[Dataset items]
-.-.-

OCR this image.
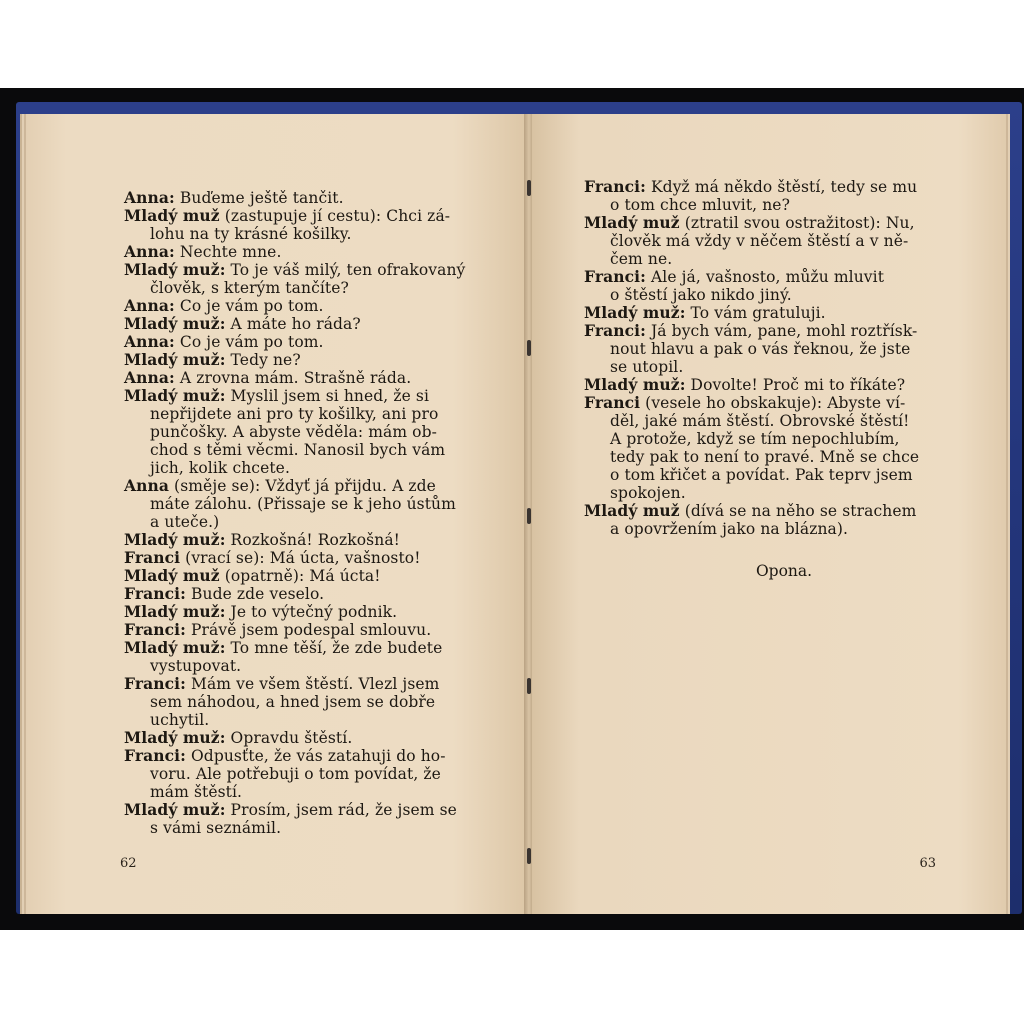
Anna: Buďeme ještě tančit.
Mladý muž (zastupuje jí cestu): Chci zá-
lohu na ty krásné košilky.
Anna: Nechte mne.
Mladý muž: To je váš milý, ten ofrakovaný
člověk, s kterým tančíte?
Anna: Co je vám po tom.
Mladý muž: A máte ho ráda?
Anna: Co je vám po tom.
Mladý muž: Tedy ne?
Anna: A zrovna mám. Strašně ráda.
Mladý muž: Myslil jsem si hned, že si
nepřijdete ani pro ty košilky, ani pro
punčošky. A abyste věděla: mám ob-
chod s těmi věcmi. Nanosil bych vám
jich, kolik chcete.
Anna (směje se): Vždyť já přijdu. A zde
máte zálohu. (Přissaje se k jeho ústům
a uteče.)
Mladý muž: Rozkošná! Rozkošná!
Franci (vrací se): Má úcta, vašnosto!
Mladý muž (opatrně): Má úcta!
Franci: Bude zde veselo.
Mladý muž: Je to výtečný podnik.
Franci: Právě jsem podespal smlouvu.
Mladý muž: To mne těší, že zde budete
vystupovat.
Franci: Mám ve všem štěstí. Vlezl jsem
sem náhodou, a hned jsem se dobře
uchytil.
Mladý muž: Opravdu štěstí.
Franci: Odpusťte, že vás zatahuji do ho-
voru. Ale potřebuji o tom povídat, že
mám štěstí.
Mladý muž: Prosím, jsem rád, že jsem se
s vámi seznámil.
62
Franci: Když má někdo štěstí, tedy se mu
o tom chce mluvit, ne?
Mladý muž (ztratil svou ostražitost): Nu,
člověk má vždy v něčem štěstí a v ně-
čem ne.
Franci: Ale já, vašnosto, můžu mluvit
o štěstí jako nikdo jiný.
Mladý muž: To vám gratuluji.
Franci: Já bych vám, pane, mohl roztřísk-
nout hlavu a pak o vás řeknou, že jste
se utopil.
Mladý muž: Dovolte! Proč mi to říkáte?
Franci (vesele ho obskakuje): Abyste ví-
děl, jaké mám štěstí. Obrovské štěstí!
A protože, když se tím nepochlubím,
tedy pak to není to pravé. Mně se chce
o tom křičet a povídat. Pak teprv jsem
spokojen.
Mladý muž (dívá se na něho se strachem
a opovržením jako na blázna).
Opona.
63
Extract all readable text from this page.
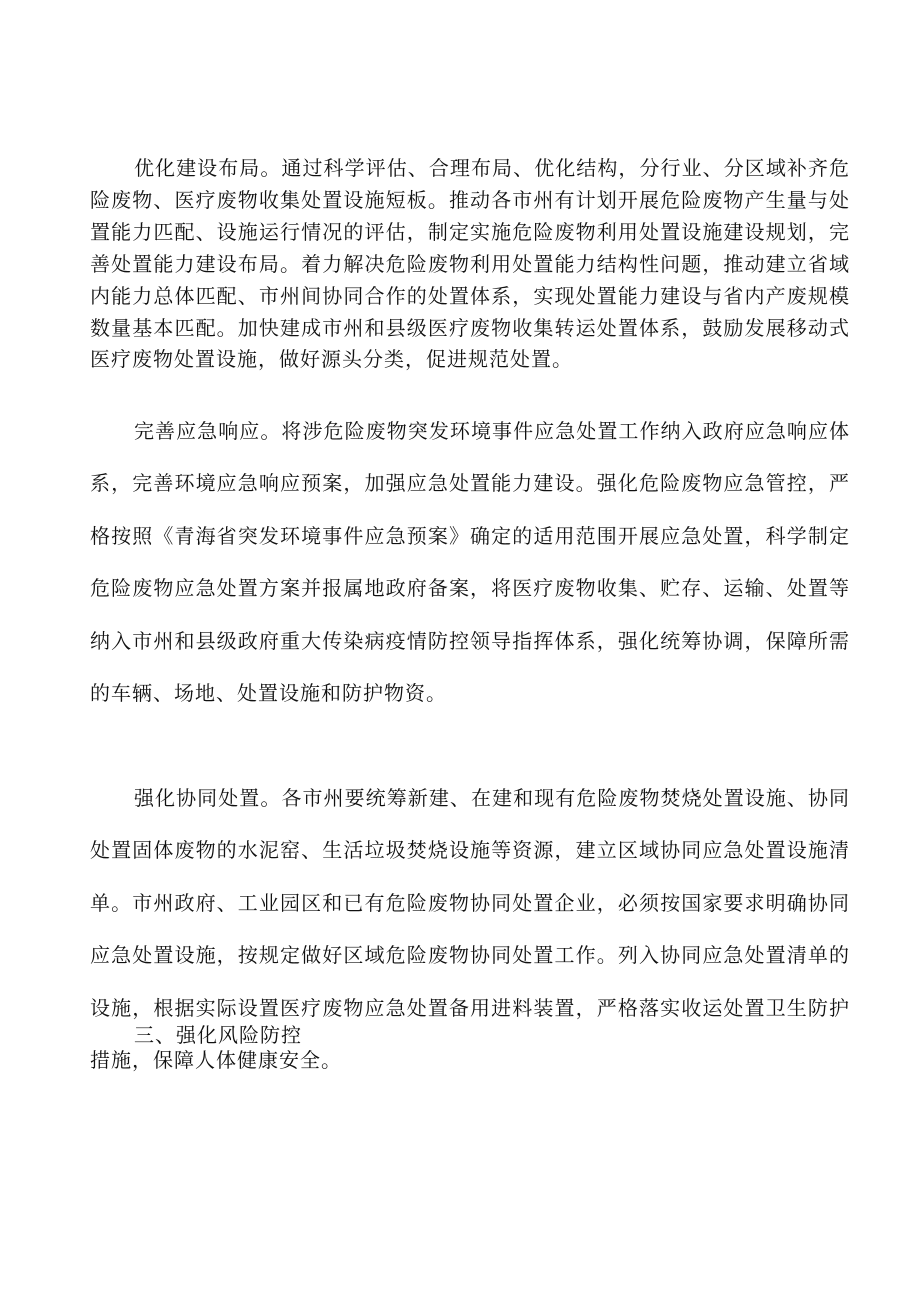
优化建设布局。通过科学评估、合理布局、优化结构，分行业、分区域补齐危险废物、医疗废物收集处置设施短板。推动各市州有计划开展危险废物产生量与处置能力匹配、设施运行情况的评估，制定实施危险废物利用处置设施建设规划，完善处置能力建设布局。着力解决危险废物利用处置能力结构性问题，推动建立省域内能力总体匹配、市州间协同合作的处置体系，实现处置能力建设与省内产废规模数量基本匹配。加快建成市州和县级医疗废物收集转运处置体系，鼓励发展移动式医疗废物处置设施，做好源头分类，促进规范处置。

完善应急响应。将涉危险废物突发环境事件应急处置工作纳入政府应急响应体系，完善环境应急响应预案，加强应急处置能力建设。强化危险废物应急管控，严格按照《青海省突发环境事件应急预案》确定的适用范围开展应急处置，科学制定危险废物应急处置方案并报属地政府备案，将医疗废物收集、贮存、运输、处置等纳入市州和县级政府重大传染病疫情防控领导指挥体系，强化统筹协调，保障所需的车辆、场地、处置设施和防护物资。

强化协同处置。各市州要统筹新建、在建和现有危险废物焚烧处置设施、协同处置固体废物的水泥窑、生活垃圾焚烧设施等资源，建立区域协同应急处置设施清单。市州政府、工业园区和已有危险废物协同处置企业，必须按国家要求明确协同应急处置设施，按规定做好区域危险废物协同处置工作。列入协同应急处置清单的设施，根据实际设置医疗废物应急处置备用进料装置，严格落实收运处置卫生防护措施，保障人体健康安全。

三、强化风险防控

-.-.-

#### Set problem:
Repeat the listing in full and exactly. Do not include any images.

#### Response to this exercise:
OCR this image.
Anna: Buďeme ještě tančit.
Mladý muž (zastupuje jí cestu): Chci zá-
lohu na ty krásné košilky.
Anna: Nechte mne.
Mladý muž: To je váš milý, ten ofrakovaný
člověk, s kterým tančíte?
Anna: Co je vám po tom.
Mladý muž: A máte ho ráda?
Anna: Co je vám po tom.
Mladý muž: Tedy ne?
Anna: A zrovna mám. Strašně ráda.
Mladý muž: Myslil jsem si hned, že si
nepřijdete ani pro ty košilky, ani pro
punčošky. A abyste věděla: mám ob-
chod s těmi věcmi. Nanosil bych vám
jich, kolik chcete.
Anna (směje se): Vždyť já přijdu. A zde
máte zálohu. (Přissaje se k jeho ústům
a uteče.)
Mladý muž: Rozkošná! Rozkošná!
Franci (vrací se): Má úcta, vašnosto!
Mladý muž (opatrně): Má úcta!
Franci: Bude zde veselo.
Mladý muž: Je to výtečný podnik.
Franci: Právě jsem podespal smlouvu.
Mladý muž: To mne těší, že zde budete
vystupovat.
Franci: Mám ve všem štěstí. Vlezl jsem
sem náhodou, a hned jsem se dobře
uchytil.
Mladý muž: Opravdu štěstí.
Franci: Odpusťte, že vás zatahuji do ho-
voru. Ale potřebuji o tom povídat, že
mám štěstí.
Mladý muž: Prosím, jsem rád, že jsem se
s vámi seznámil.
62
Franci: Když má někdo štěstí, tedy se mu
o tom chce mluvit, ne?
Mladý muž (ztratil svou ostražitost): Nu,
člověk má vždy v něčem štěstí a v ně-
čem ne.
Franci: Ale já, vašnosto, můžu mluvit
o štěstí jako nikdo jiný.
Mladý muž: To vám gratuluji.
Franci: Já bych vám, pane, mohl roztřísk-
nout hlavu a pak o vás řeknou, že jste
se utopil.
Mladý muž: Dovolte! Proč mi to říkáte?
Franci (vesele ho obskakuje): Abyste ví-
děl, jaké mám štěstí. Obrovské štěstí!
A protože, když se tím nepochlubím,
tedy pak to není to pravé. Mně se chce
o tom křičet a povídat. Pak teprv jsem
spokojen.
Mladý muž (dívá se na něho se strachem
a opovržením jako na blázna).
Opona.
63
Extract all readable text from this page.
优化建设布局。通过科学评估、合理布局、优化结构，分行业、分区域补齐危险废物、医疗废物收集处置设施短板。推动各市州有计划开展危险废物产生量与处置能力匹配、设施运行情况的评估，制定实施危险废物利用处置设施建设规划，完善处置能力建设布局。着力解决危险废物利用处置能力结构性问题，推动建立省域内能力总体匹配、市州间协同合作的处置体系，实现处置能力建设与省内产废规模数量基本匹配。加快建成市州和县级医疗废物收集转运处置体系，鼓励发展移动式医疗废物处置设施，做好源头分类，促进规范处置。

完善应急响应。将涉危险废物突发环境事件应急处置工作纳入政府应急响应体系，完善环境应急响应预案，加强应急处置能力建设。强化危险废物应急管控，严格按照《青海省突发环境事件应急预案》确定的适用范围开展应急处置，科学制定危险废物应急处置方案并报属地政府备案，将医疗废物收集、贮存、运输、处置等纳入市州和县级政府重大传染病疫情防控领导指挥体系，强化统筹协调，保障所需的车辆、场地、处置设施和防护物资。

强化协同处置。各市州要统筹新建、在建和现有危险废物焚烧处置设施、协同处置固体废物的水泥窑、生活垃圾焚烧设施等资源，建立区域协同应急处置设施清单。市州政府、工业园区和已有危险废物协同处置企业，必须按国家要求明确协同应急处置设施，按规定做好区域危险废物协同处置工作。列入协同应急处置清单的设施，根据实际设置医疗废物应急处置备用进料装置，严格落实收运处置卫生防护措施，保障人体健康安全。

三、强化风险防控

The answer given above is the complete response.